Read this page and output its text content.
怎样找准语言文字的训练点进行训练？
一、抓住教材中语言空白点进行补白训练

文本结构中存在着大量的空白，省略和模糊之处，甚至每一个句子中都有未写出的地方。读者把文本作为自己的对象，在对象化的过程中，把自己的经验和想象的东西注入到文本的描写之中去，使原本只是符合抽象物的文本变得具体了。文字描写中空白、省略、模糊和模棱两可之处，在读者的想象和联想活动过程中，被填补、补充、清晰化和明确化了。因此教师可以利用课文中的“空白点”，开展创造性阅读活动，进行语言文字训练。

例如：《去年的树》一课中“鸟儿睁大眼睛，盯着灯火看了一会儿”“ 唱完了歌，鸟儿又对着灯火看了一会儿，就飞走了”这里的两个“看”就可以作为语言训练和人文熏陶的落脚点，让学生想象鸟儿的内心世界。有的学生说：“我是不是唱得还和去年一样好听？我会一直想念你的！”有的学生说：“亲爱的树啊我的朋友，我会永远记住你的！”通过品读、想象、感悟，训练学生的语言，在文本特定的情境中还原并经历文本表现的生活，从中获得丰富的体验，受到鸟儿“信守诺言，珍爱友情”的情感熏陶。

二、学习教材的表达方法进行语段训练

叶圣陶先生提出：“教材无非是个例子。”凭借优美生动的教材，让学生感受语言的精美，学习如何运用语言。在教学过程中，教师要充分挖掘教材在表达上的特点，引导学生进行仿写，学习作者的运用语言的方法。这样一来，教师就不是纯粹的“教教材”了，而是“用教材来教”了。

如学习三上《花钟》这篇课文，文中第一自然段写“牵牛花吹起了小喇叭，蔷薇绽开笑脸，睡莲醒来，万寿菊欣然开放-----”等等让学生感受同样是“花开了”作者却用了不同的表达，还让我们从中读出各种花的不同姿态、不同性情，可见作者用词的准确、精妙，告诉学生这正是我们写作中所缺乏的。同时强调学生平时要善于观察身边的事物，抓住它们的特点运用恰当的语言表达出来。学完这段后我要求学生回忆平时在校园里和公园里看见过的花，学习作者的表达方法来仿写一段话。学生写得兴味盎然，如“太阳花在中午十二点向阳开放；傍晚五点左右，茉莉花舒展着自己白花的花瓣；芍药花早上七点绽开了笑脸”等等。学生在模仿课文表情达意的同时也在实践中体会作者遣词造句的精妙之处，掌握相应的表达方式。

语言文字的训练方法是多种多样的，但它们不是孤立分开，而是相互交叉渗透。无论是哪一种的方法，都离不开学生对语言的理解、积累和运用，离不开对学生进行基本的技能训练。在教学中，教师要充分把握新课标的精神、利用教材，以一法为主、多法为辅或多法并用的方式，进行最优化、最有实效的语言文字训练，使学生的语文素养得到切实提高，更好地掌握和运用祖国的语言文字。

- - - - -

Exactly as written, please output every entry.

* **Complete answer**
Read this page and output its text content.
怎样找准语言文字的训练点进行训练？
一、抓住教材中语言空白点进行补白训练

文本结构中存在着大量的空白，省略和模糊之处，甚至每一个句子中都有未写出的地方。读者把文本作为自己的对象，在对象化的过程中，把自己的经验和想象的东西注入到文本的描写之中去，使原本只是符合抽象物的文本变得具体了。文字描写中空白、省略、模糊和模棱两可之处，在读者的想象和联想活动过程中，被填补、补充、清晰化和明确化了。因此教师可以利用课文中的“空白点”，开展创造性阅读活动，进行语言文字训练。

例如：《去年的树》一课中“鸟儿睁大眼睛，盯着灯火看了一会儿”“ 唱完了歌，鸟儿又对着灯火看了一会儿，就飞走了”这里的两个“看”就可以作为语言训练和人文熏陶的落脚点，让学生想象鸟儿的内心世界。有的学生说：“我是不是唱得还和去年一样好听？我会一直想念你的！”有的学生说：“亲爱的树啊我的朋友，我会永远记住你的！”通过品读、想象、感悟，训练学生的语言，在文本特定的情境中还原并经历文本表现的生活，从中获得丰富的体验，受到鸟儿“信守诺言，珍爱友情”的情感熏陶。

二、学习教材的表达方法进行语段训练

叶圣陶先生提出：“教材无非是个例子。”凭借优美生动的教材，让学生感受语言的精美，学习如何运用语言。在教学过程中，教师要充分挖掘教材在表达上的特点，引导学生进行仿写，学习作者的运用语言的方法。这样一来，教师就不是纯粹的“教教材”了，而是“用教材来教”了。

如学习三上《花钟》这篇课文，文中第一自然段写“牵牛花吹起了小喇叭，蔷薇绽开笑脸，睡莲醒来，万寿菊欣然开放-----”等等让学生感受同样是“花开了”作者却用了不同的表达，还让我们从中读出各种花的不同姿态、不同性情，可见作者用词的准确、精妙，告诉学生这正是我们写作中所缺乏的。同时强调学生平时要善于观察身边的事物，抓住它们的特点运用恰当的语言表达出来。学完这段后我要求学生回忆平时在校园里和公园里看见过的花，学习作者的表达方法来仿写一段话。学生写得兴味盎然，如“太阳花在中午十二点向阳开放；傍晚五点左右，茉莉花舒展着自己白花的花瓣；芍药花早上七点绽开了笑脸”等等。学生在模仿课文表情达意的同时也在实践中体会作者遣词造句的精妙之处，掌握相应的表达方式。

语言文字的训练方法是多种多样的，但它们不是孤立分开，而是相互交叉渗透。无论是哪一种的方法，都离不开学生对语言的理解、积累和运用，离不开对学生进行基本的技能训练。在教学中，教师要充分把握新课标的精神、利用教材，以一法为主、多法为辅或多法并用的方式，进行最优化、最有实效的语言文字训练，使学生的语文素养得到切实提高，更好地掌握和运用祖国的语言文字。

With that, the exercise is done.